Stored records

start

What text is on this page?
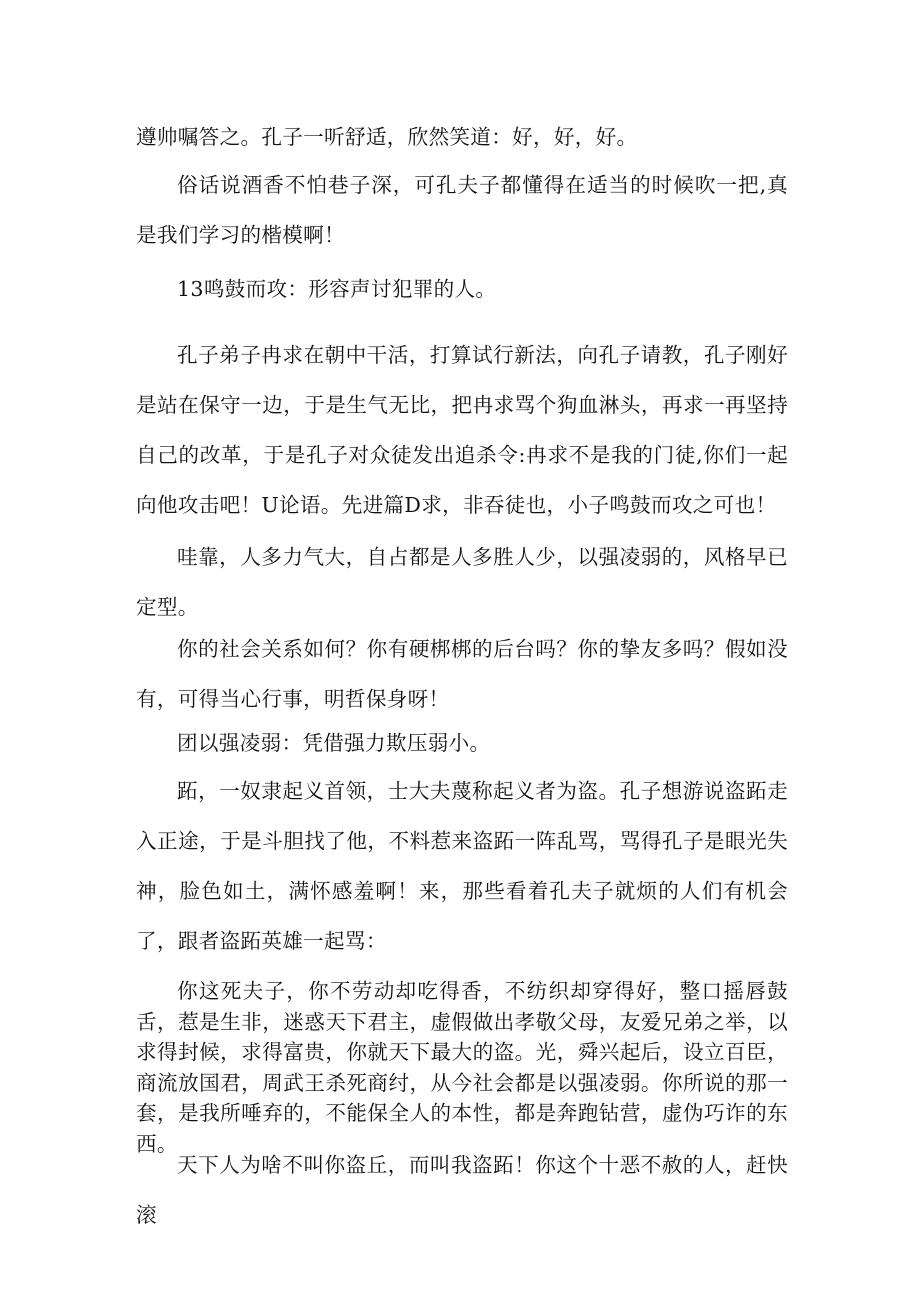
遵帅嘱答之。孔子一听舒适，欣然笑道：好，好，好。

俗话说酒香不怕巷子深，可孔夫子都懂得在适当的时候吹一把,真是我们学习的楷模啊！

13鸣鼓而攻：形容声讨犯罪的人。

孔子弟子冉求在朝中干活，打算试行新法，向孔子请教，孔子刚好是站在保守一边，于是生气无比，把冉求骂个狗血淋头，再求一再坚持自己的改革，于是孔子对众徒发出追杀令:冉求不是我的门徒,你们一起向他攻击吧！U论语。先进篇D求，非吞徒也，小子鸣鼓而攻之可也！

哇靠，人多力气大，自占都是人多胜人少，以强凌弱的，风格早已定型。

你的社会关系如何？你有硬梆梆的后台吗？你的挚友多吗？假如没有，可得当心行事，明哲保身呀！

团以强凌弱：凭借强力欺压弱小。

跖，一奴隶起义首领，士大夫蔑称起义者为盗。孔子想游说盗跖走入正途，于是斗胆找了他，不料惹来盗跖一阵乱骂，骂得孔子是眼光失神，脸色如土，满怀感羞啊！来，那些看着孔夫子就烦的人们有机会了，跟者盗跖英雄一起骂：

你这死夫子，你不劳动却吃得香，不纺织却穿得好，整口摇唇鼓舌，惹是生非，迷惑天下君主，虚假做出孝敬父母，友爱兄弟之举，以求得封候，求得富贵，你就天下最大的盗。光，舜兴起后，设立百臣，商流放国君，周武王杀死商纣，从今社会都是以强凌弱。你所说的那一套，是我所唾弃的，不能保全人的本性，都是奔跑钻营，虚伪巧诈的东西。

天下人为啥不叫你盗丘，而叫我盗跖！你这个十恶不赦的人，赶快滚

end

▸ What is required
Set down the material above as is, without any pictures.

▸ Exercise solution
What text is on this page?
遵帅嘱答之。孔子一听舒适，欣然笑道：好，好，好。

俗话说酒香不怕巷子深，可孔夫子都懂得在适当的时候吹一把,真是我们学习的楷模啊！

13鸣鼓而攻：形容声讨犯罪的人。

孔子弟子冉求在朝中干活，打算试行新法，向孔子请教，孔子刚好是站在保守一边，于是生气无比，把冉求骂个狗血淋头，再求一再坚持自己的改革，于是孔子对众徒发出追杀令:冉求不是我的门徒,你们一起向他攻击吧！U论语。先进篇D求，非吞徒也，小子鸣鼓而攻之可也！

哇靠，人多力气大，自占都是人多胜人少，以强凌弱的，风格早已定型。

你的社会关系如何？你有硬梆梆的后台吗？你的挚友多吗？假如没有，可得当心行事，明哲保身呀！

团以强凌弱：凭借强力欺压弱小。

跖，一奴隶起义首领，士大夫蔑称起义者为盗。孔子想游说盗跖走入正途，于是斗胆找了他，不料惹来盗跖一阵乱骂，骂得孔子是眼光失神，脸色如土，满怀感羞啊！来，那些看着孔夫子就烦的人们有机会了，跟者盗跖英雄一起骂：

你这死夫子，你不劳动却吃得香，不纺织却穿得好，整口摇唇鼓舌，惹是生非，迷惑天下君主，虚假做出孝敬父母，友爱兄弟之举，以求得封候，求得富贵，你就天下最大的盗。光，舜兴起后，设立百臣，商流放国君，周武王杀死商纣，从今社会都是以强凌弱。你所说的那一套，是我所唾弃的，不能保全人的本性，都是奔跑钻营，虚伪巧诈的东西。

天下人为啥不叫你盗丘，而叫我盗跖！你这个十恶不赦的人，赶快滚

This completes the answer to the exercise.